* SET TASK: Locate each line of the material that contains "Gyer", then return it.
● ● ● ●
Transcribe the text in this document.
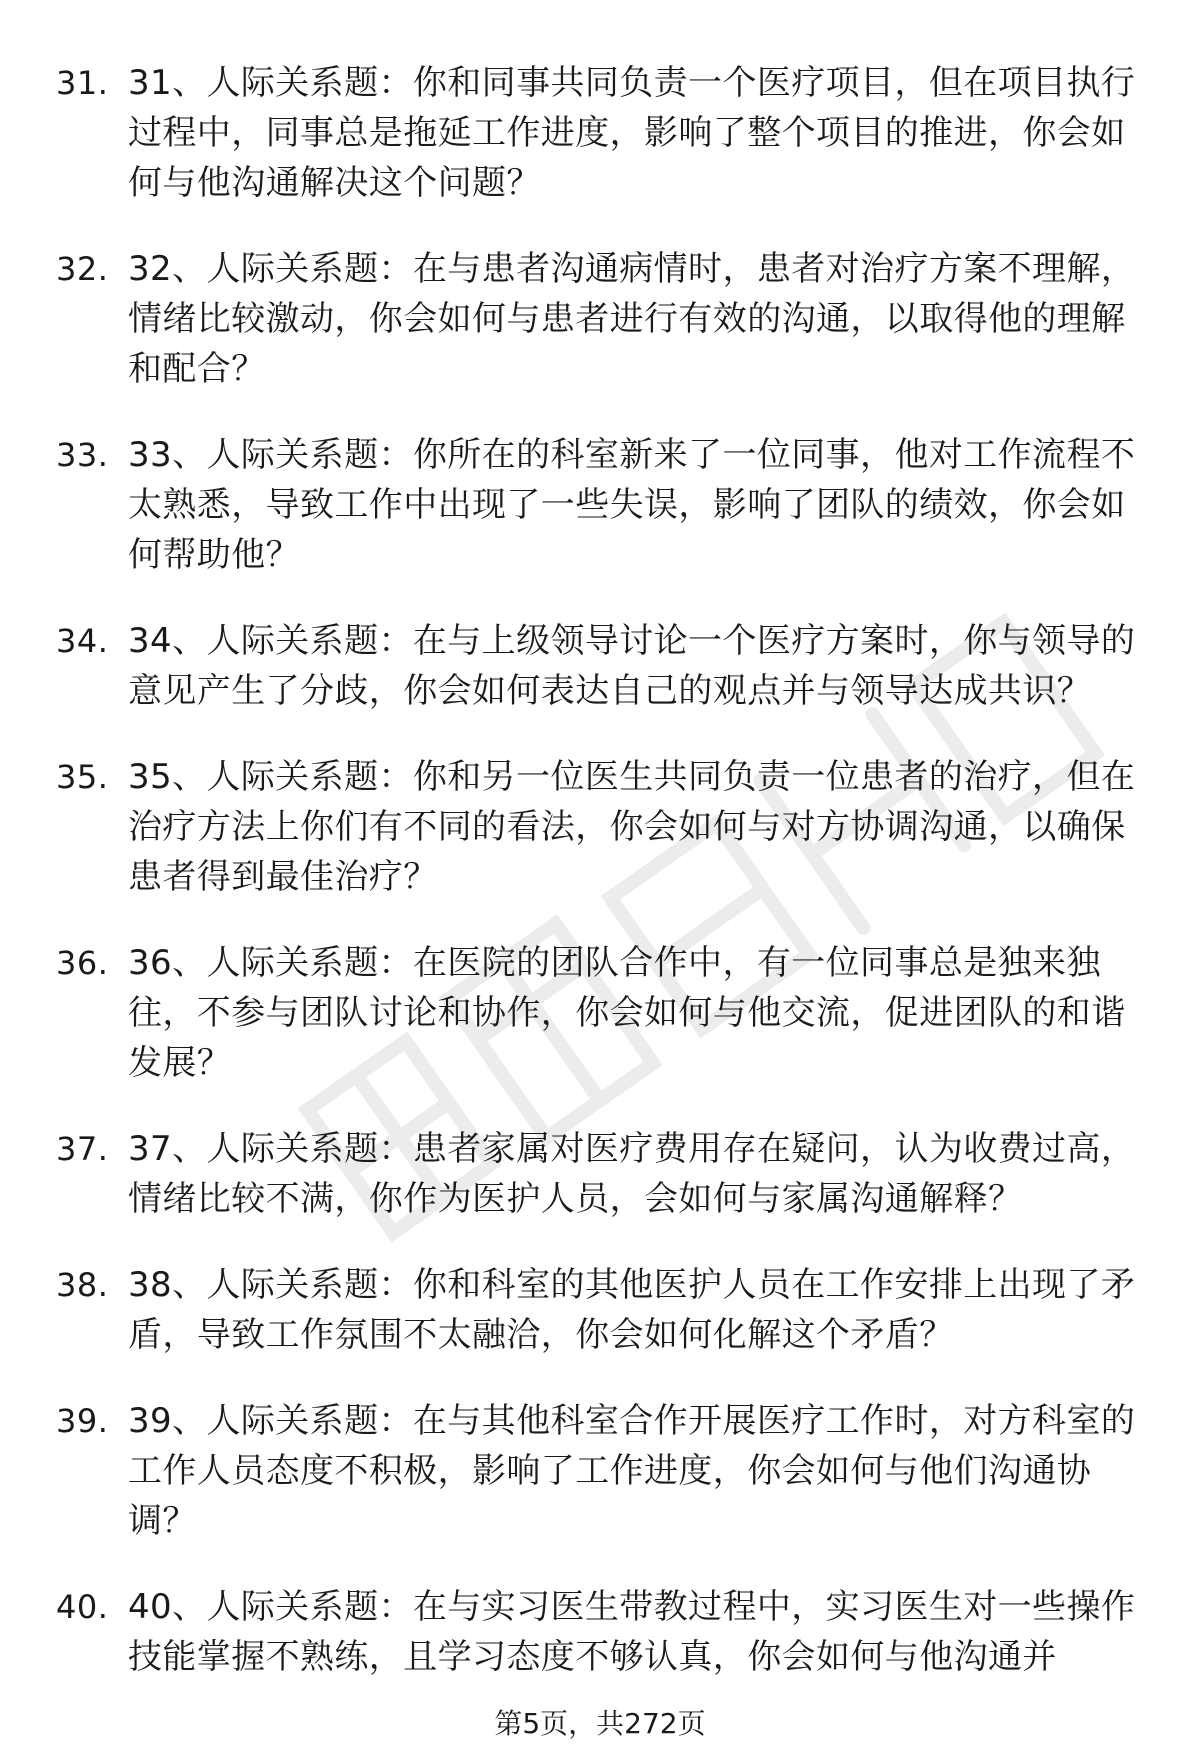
31. 31、人际关系题：你和同事共同负责一个医疗项目，但在项目执行过程中，同事总是拖延工作进度，影响了整个项目的推进，你会如何与他沟通解决这个问题？
32. 32、人际关系题：在与患者沟通病情时，患者对治疗方案不理解，情绪比较激动，你会如何与患者进行有效的沟通，以取得他的理解和配合？
33. 33、人际关系题：你所在的科室新来了一位同事，他对工作流程不太熟悉，导致工作中出现了一些失误，影响了团队的绩效，你会如何帮助他？
34. 34、人际关系题：在与上级领导讨论一个医疗方案时，你与领导的意见产生了分歧，你会如何表达自己的观点并与领导达成共识？
35. 35、人际关系题：你和另一位医生共同负责一位患者的治疗，但在治疗方法上你们有不同的看法，你会如何与对方协调沟通，以确保患者得到最佳治疗？
36. 36、人际关系题：在医院的团队合作中，有一位同事总是独来独往，不参与团队讨论和协作，你会如何与他交流，促进团队的和谐发展？
37. 37、人际关系题：患者家属对医疗费用存在疑问，认为收费过高，情绪比较不满，你作为医护人员，会如何与家属沟通解释？
38. 38、人际关系题：你和科室的其他医护人员在工作安排上出现了矛盾，导致工作氛围不太融洽，你会如何化解这个矛盾？
39. 39、人际关系题：在与其他科室合作开展医疗工作时，对方科室的工作人员态度不积极，影响了工作进度，你会如何与他们沟通协调？
40. 40、人际关系题：在与实习医生带教过程中，实习医生对一些操作技能掌握不熟练，且学习态度不够认真，你会如何与他沟通并
第5页，共272页
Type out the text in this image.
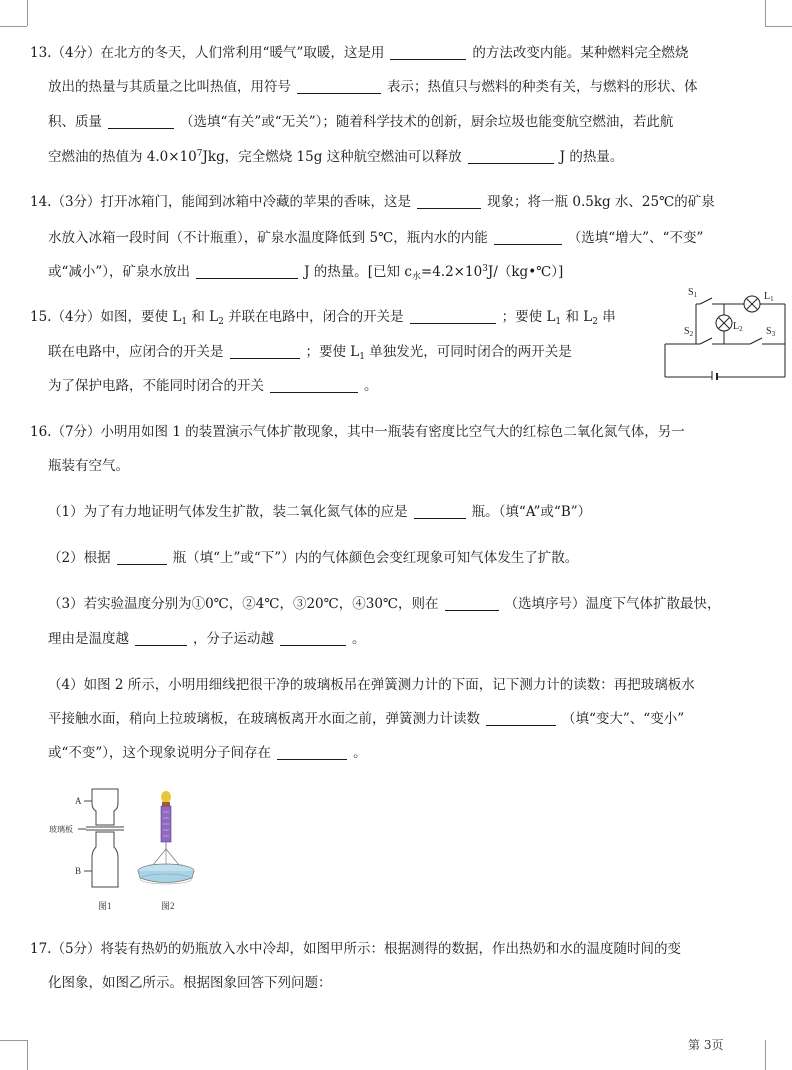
13.（4分）在北方的冬天，人们常利用“暖气”取暖，这是用	的方法改变内能。某种燃料完全燃烧
放出的热量与其质量之比叫热值，用符号	表示；热值只与燃料的种类有关，与燃料的形状、体
积、质量	（选填“有关”或“无关”）；随着科学技术的创新，厨余垃圾也能变航空燃油，若此航
空燃油的热值为 $4.0\times 10^7Jkg$，完全燃烧 15g 这种航空燃油可以释放	J 的热量。
14.（3分）打开冰箱门，能闻到冰箱中冷藏的苹果的香味，这是	现象；将一瓶 0.5kg 水、25℃的矿泉
水放入冰箱一段时间（不计瓶重），矿泉水温度降低到 5℃，瓶内水的内能	（选填“增大”、“不变”
或“减小”），矿泉水放出	J 的热量。[已知 $c_水=4.2\times 10^3J/(kg•℃)$]
15.（4分）如图，要使 $L_1$ 和 $L_2$ 并联在电路中，闭合的开关是	；要使 $L_1$ 和 $L_2$ 串
联在电路中，应闭合的开关是	；要使 $L_1$ 单独发光，可同时闭合的两开关是
为了保护电路，不能同时闭合的开关	。
$S_1$
$S_2$	$S_3$
$L_1$
$L_2$
16.（7分）小明用如图 1 的装置演示气体扩散现象，其中一瓶装有密度比空气大的红棕色二氧化氮气体，另一
瓶装有空气。
（1）为了有力地证明气体发生扩散，装二氧化氮气体的应是	瓶。（填“A”或“B”）
（2）根据	瓶（填“上”或“下”）内的气体颜色会变红现象可知气体发生了扩散。
（3）若实验温度分别为①0℃，②4℃，③20℃，④30℃，则在	（选填序号）温度下气体扩散最快，
理由是温度越	，分子运动越	。
（4）如图 2 所示，小明用细线把很干净的玻璃板吊在弹簧测力计的下面，记下测力计的读数：再把玻璃板水
平接触水面，稍向上拉玻璃板，在玻璃板离开水面之前，弹簧测力计读数	（填“变大”、“变小”
或“不变”），这个现象说明分子间存在	。
A
玻璃板
B
图1	图2
17.（5分）将装有热奶的奶瓶放入水中冷却，如图甲所示：根据测得的数据，作出热奶和水的温度随时间的变
化图象，如图乙所示。根据图象回答下列问题：
第 3页
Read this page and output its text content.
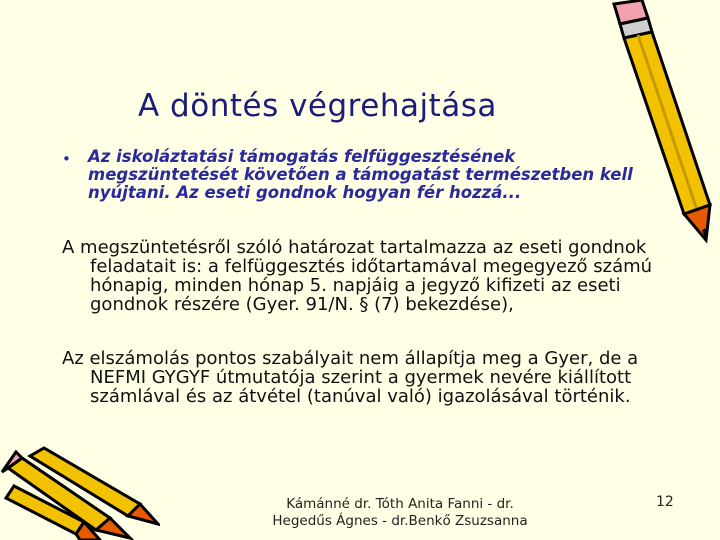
A döntés végrehajtása
• Az iskoláztatási támogatás felfüggesztésének megszüntetését követően a támogatást természetben kell nyújtani. Az eseti gondnok hogyan fér hozzá...
A megszüntetésről szóló határozat tartalmazza az eseti gondnok feladatait is: a felfüggesztés időtartamával megegyező számú hónapig, minden hónap 5. napjáig a jegyző kifizeti az eseti gondnok részére (Gyer. 91/N. § (7) bekezdése),
Az elszámolás pontos szabályait nem állapítja meg a Gyer, de a NEFMI GYGYF útmutatója szerint a gyermek nevére kiállított számlával és az átvétel (tanúval való) igazolásával történik.
Kámánné dr. Tóth Anita Fanni - dr. Hegedűs Ágnes - dr.Benkő Zsuzsanna
12
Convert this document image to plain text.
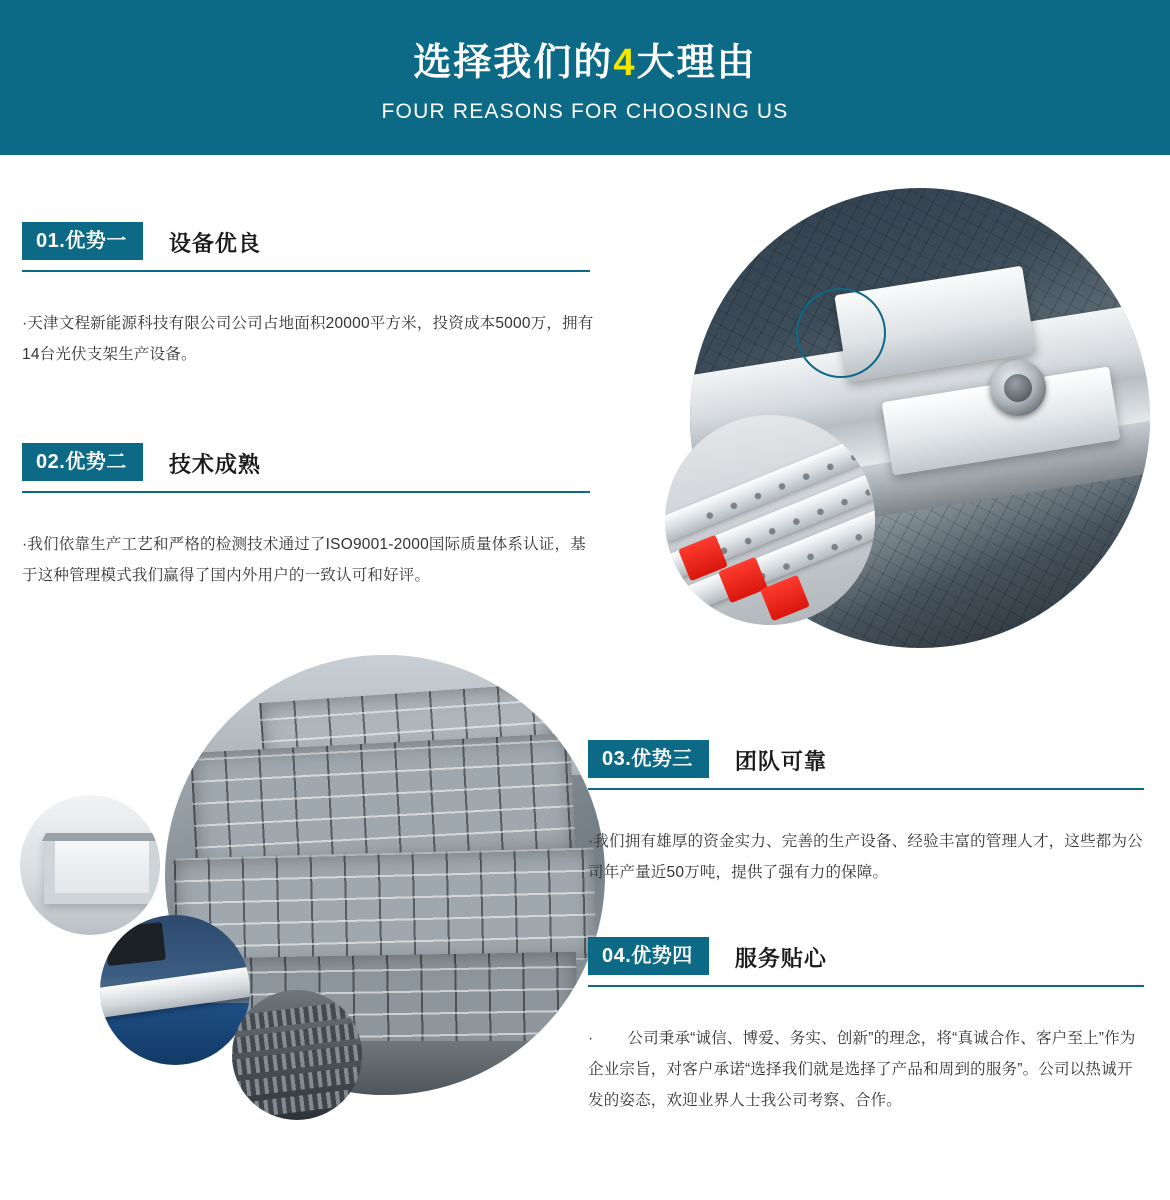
选择我们的4大理由
FOUR REASONS FOR CHOOSING US
01.优势一	设备优良
·天津文程新能源科技有限公司公司占地面积20000平方米，投资成本5000万，拥有14台光伏支架生产设备。
02.优势二	技术成熟
·我们依靠生产工艺和严格的检测技术通过了ISO9001-2000国际质量体系认证，基于这种管理模式我们赢得了国内外用户的一致认可和好评。
03.优势三	团队可靠
·我们拥有雄厚的资金实力、完善的生产设备、经验丰富的管理人才，这些都为公司年产量近50万吨，提供了强有力的保障。
04.优势四	服务贴心
· 公司秉承“诚信、博爱、务实、创新”的理念，将“真诚合作、客户至上”作为企业宗旨，对客户承诺“选择我们就是选择了产品和周到的服务”。公司以热诚开发的姿态，欢迎业界人士我公司考察、合作。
● ● ● ●
* OUTPUT FOR THIS TASK:
A megszüntetésről szóló határozat tartalmazza az eseti gondnok feladatait is: a felfüggesztés időtartamával megegyező számú hónapig, minden hónap 5. napjáig a jegyző kifizeti az eseti gondnok részére (Gyer. 91/N. § (7) bekezdése),
Az elszámolás pontos szabályait nem állapítja meg a Gyer, de a NEFMI GYGYF útmutatója szerint a gyermek nevére kiállított számlával és az átvétel (tanúval való) igazolásával történik.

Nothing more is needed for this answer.